┌────────

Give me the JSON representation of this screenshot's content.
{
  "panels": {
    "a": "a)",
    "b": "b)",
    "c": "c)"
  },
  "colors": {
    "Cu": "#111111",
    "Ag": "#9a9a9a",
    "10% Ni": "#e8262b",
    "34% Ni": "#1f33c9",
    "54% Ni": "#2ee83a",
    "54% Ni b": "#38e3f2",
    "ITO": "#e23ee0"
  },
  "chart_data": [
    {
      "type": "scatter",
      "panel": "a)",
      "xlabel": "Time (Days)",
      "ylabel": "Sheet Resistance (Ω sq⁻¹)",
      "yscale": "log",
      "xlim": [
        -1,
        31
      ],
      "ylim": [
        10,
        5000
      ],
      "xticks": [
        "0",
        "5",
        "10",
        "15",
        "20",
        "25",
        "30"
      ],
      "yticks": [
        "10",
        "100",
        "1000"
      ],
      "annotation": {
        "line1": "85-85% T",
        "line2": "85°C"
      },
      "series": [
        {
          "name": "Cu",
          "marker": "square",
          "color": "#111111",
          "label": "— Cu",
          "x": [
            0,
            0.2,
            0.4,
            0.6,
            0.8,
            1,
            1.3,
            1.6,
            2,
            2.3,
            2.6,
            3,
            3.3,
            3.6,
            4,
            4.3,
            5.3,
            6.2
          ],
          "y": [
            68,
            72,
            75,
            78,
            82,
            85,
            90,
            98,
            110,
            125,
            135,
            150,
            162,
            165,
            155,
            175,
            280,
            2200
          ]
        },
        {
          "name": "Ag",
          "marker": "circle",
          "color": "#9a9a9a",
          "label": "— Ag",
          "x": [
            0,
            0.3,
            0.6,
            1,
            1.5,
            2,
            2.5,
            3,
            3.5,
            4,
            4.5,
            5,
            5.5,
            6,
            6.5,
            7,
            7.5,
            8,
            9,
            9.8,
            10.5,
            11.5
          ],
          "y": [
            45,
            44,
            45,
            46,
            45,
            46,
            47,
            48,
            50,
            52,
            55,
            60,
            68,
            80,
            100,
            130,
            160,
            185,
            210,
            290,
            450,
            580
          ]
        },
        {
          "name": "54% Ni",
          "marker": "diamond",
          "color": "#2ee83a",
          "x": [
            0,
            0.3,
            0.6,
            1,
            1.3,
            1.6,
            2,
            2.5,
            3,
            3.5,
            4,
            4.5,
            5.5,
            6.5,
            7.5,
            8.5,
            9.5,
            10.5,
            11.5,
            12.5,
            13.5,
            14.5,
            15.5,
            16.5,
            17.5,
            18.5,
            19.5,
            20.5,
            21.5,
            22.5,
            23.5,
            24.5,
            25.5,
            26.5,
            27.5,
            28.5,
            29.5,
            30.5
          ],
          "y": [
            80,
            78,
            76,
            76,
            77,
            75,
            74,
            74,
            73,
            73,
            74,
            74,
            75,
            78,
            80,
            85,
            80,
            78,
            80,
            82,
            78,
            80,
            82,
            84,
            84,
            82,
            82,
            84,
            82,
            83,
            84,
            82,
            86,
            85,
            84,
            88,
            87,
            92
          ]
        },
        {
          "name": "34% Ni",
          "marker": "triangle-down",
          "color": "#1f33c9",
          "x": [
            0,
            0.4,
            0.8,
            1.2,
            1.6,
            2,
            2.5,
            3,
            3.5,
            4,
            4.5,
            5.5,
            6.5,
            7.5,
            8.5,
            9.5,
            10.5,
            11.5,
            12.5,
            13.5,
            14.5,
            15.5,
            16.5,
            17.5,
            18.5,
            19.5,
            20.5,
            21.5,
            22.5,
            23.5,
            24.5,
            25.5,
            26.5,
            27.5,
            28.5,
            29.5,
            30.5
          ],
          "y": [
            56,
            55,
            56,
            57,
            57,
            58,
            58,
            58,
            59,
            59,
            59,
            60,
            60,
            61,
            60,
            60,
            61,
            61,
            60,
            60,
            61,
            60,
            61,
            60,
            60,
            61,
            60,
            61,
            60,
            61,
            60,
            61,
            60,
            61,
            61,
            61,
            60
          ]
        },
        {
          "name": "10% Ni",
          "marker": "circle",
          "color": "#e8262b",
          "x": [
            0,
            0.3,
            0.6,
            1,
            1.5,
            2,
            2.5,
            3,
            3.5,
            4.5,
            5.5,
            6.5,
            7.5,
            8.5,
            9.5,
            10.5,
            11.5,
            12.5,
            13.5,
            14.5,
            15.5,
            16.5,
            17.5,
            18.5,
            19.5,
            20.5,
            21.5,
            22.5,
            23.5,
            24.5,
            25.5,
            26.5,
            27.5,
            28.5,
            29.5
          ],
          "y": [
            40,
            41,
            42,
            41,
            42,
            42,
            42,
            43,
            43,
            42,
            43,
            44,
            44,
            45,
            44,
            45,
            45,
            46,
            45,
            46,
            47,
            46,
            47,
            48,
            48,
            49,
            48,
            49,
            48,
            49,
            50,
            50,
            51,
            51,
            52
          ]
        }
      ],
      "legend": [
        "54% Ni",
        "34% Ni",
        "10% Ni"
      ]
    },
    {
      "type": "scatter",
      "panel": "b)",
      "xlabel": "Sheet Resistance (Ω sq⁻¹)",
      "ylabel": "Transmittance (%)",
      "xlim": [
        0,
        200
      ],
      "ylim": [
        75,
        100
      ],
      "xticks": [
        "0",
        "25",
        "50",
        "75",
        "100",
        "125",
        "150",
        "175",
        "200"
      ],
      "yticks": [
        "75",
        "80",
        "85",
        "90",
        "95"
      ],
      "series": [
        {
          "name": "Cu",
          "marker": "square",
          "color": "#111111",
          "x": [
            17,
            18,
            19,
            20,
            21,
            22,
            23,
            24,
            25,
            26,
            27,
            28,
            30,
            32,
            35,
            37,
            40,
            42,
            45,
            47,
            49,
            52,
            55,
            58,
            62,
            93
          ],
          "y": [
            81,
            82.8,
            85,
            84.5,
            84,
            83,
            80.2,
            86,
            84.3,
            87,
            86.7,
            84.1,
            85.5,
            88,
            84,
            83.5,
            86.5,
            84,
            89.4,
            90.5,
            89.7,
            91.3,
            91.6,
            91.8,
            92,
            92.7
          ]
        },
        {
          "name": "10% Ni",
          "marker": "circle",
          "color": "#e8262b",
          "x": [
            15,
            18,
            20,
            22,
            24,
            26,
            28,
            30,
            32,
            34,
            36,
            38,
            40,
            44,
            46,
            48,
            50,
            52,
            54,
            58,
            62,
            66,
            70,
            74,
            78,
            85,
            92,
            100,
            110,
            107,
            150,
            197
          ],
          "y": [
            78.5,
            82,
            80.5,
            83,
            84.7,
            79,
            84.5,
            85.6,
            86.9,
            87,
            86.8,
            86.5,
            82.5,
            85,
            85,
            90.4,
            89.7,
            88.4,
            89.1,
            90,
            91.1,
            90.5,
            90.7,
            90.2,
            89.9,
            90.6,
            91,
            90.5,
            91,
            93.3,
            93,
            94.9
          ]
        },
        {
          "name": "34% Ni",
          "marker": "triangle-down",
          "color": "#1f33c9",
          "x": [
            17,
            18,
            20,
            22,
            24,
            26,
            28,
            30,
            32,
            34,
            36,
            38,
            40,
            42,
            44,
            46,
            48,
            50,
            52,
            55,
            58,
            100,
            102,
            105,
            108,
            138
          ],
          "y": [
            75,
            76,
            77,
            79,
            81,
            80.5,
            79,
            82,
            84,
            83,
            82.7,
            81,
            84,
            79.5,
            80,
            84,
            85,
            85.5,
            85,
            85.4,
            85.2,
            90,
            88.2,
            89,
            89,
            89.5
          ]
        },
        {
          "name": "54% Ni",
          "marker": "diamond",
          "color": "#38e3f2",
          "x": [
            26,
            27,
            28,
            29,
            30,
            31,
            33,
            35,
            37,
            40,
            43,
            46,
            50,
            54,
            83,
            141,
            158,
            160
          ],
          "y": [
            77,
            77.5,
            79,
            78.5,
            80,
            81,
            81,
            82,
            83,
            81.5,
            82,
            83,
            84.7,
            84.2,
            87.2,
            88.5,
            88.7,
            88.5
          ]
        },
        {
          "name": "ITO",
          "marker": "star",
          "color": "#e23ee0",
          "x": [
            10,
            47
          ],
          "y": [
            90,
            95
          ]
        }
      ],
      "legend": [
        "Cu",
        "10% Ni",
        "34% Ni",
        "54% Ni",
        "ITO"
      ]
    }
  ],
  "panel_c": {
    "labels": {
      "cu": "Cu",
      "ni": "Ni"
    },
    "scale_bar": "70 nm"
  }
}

└────────
┌────────

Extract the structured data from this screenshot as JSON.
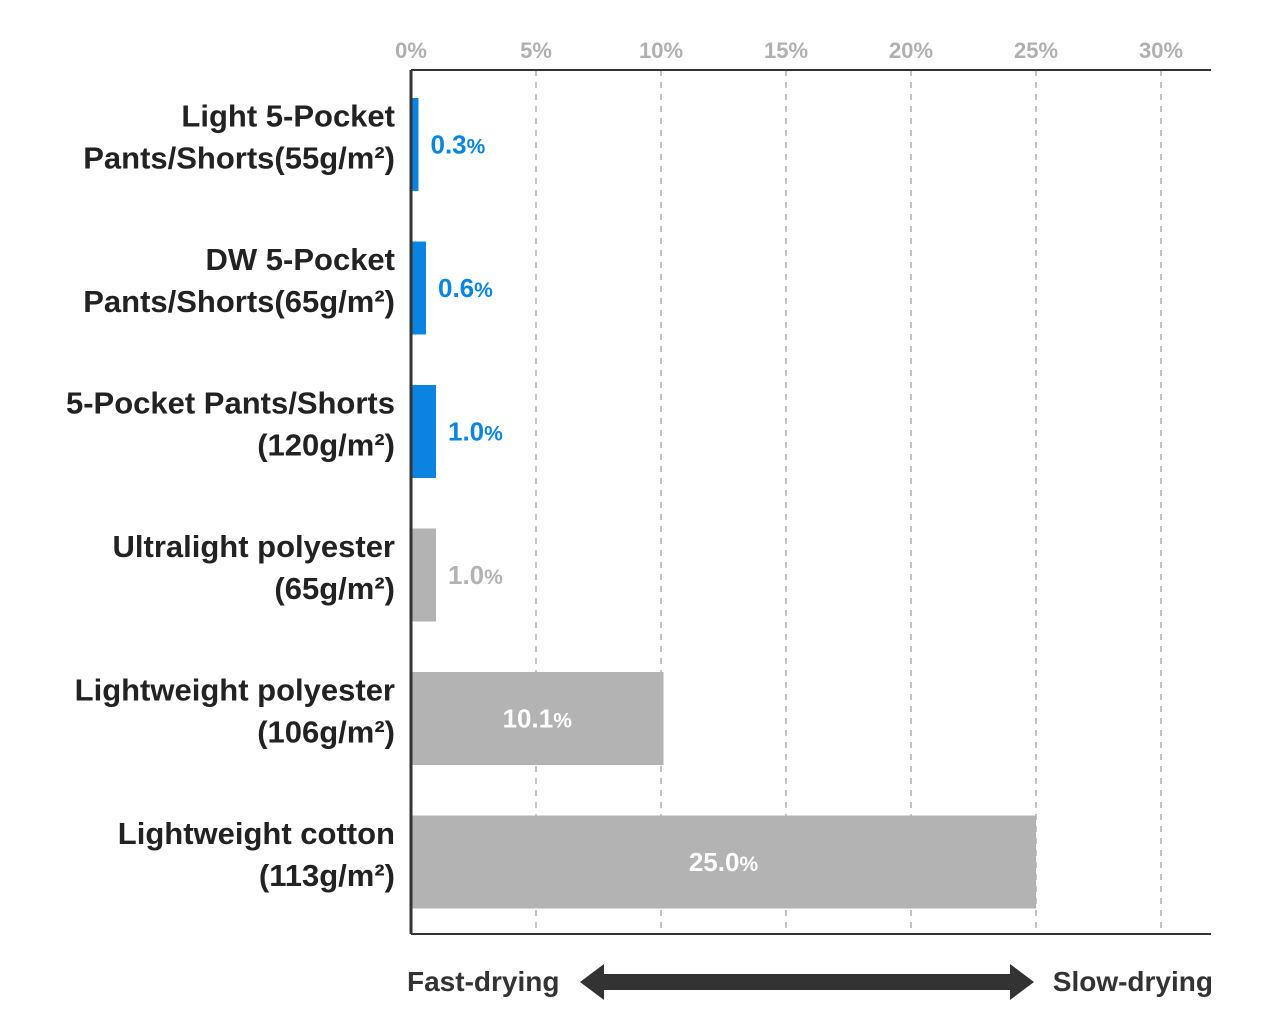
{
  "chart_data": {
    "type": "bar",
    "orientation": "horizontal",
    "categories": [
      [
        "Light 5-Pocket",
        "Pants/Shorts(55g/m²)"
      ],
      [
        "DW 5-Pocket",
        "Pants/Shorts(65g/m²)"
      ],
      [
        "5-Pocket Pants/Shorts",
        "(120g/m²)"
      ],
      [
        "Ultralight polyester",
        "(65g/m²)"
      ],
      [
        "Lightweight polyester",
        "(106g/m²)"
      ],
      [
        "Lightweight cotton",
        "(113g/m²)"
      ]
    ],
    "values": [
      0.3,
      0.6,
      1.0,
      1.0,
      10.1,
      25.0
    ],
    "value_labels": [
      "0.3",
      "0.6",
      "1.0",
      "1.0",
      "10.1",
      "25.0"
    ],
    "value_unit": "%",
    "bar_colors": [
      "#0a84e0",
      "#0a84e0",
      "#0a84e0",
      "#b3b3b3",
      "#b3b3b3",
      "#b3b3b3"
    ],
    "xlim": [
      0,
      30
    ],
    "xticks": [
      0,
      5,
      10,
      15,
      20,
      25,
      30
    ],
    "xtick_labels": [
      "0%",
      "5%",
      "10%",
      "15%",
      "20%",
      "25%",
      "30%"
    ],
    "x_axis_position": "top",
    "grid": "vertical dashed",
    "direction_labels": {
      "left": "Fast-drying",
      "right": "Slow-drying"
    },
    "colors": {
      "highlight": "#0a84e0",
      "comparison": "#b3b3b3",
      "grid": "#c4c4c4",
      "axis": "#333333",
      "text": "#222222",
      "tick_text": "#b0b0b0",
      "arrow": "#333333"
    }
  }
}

└────────

EXERCISE OBJECTIVE:
Tell how many lines include "polyester". The number is the whole answer.

TASK SOLUTION:
2